**Prompt:** Strip the pictures and reproduce the rest of the listing exactly.

**Recorded information:**
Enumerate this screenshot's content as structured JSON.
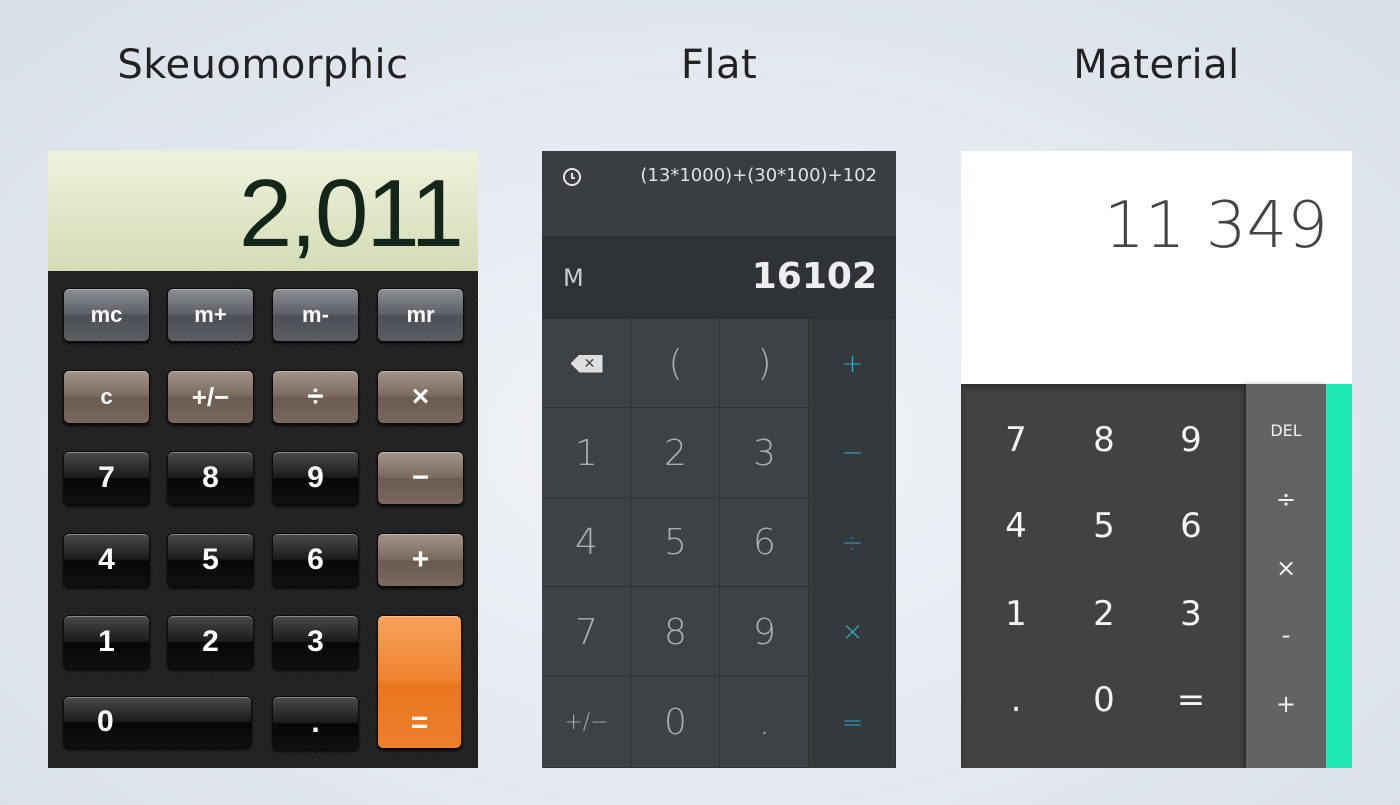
{
  "headings": {
    "skeuomorphic": "Skeuomorphic",
    "flat": "Flat",
    "material": "Material"
  },
  "skeuomorphic": {
    "display": "2,011",
    "keys": [
      "mc",
      "m+",
      "m-",
      "mr",
      "c",
      "+/−",
      "÷",
      "×",
      "7",
      "8",
      "9",
      "−",
      "4",
      "5",
      "6",
      "+",
      "1",
      "2",
      "3",
      "=",
      "0",
      "."
    ]
  },
  "flat": {
    "expression": "(13*1000)+(30*100)+102",
    "memory": "M",
    "result": "16102",
    "icons": {
      "history": "clock-icon",
      "backspace": "backspace-icon"
    },
    "keys": [
      "(",
      ")",
      "+",
      "1",
      "2",
      "3",
      "−",
      "4",
      "5",
      "6",
      "÷",
      "7",
      "8",
      "9",
      "×",
      "+/−",
      "0",
      ".",
      "="
    ],
    "backspace_glyph": "✕",
    "accent_color": "#36a7c9"
  },
  "material": {
    "display": "11 349",
    "digits": [
      "7",
      "8",
      "9",
      "4",
      "5",
      "6",
      "1",
      "2",
      "3",
      ".",
      "0",
      "="
    ],
    "ops": [
      "DEL",
      "÷",
      "×",
      "-",
      "+"
    ],
    "accent_color": "#1de9b6"
  }
}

**In response:**
Enumerate this screenshot's content as structured JSON.
{
  "headings": {
    "skeuomorphic": "Skeuomorphic",
    "flat": "Flat",
    "material": "Material"
  },
  "skeuomorphic": {
    "display": "2,011",
    "keys": [
      "mc",
      "m+",
      "m-",
      "mr",
      "c",
      "+/−",
      "÷",
      "×",
      "7",
      "8",
      "9",
      "−",
      "4",
      "5",
      "6",
      "+",
      "1",
      "2",
      "3",
      "=",
      "0",
      "."
    ]
  },
  "flat": {
    "expression": "(13*1000)+(30*100)+102",
    "memory": "M",
    "result": "16102",
    "icons": {
      "history": "clock-icon",
      "backspace": "backspace-icon"
    },
    "keys": [
      "(",
      ")",
      "+",
      "1",
      "2",
      "3",
      "−",
      "4",
      "5",
      "6",
      "÷",
      "7",
      "8",
      "9",
      "×",
      "+/−",
      "0",
      ".",
      "="
    ],
    "backspace_glyph": "✕",
    "accent_color": "#36a7c9"
  },
  "material": {
    "display": "11 349",
    "digits": [
      "7",
      "8",
      "9",
      "4",
      "5",
      "6",
      "1",
      "2",
      "3",
      ".",
      "0",
      "="
    ],
    "ops": [
      "DEL",
      "÷",
      "×",
      "-",
      "+"
    ],
    "accent_color": "#1de9b6"
  }
}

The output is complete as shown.